• [Task brief]
Count up the lines in the following listing that hold the word "Displacement", then give only that count.

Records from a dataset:
* start *

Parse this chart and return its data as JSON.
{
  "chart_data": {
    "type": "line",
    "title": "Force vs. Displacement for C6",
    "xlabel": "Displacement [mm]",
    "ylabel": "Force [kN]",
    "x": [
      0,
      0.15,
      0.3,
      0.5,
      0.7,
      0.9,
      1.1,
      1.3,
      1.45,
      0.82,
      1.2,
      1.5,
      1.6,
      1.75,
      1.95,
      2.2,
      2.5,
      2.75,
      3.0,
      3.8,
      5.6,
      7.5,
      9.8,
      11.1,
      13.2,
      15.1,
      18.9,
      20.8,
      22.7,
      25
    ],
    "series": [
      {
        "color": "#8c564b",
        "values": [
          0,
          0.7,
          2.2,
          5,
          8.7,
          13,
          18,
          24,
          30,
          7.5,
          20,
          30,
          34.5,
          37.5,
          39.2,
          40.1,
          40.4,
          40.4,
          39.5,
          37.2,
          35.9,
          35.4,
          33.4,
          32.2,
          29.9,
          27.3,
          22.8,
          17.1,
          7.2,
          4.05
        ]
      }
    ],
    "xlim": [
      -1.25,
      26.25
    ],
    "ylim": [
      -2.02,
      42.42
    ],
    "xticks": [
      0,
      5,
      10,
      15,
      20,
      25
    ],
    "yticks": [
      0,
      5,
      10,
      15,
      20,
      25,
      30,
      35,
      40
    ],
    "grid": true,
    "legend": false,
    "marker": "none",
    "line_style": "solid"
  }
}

* end *

• [Response to this exercise]
2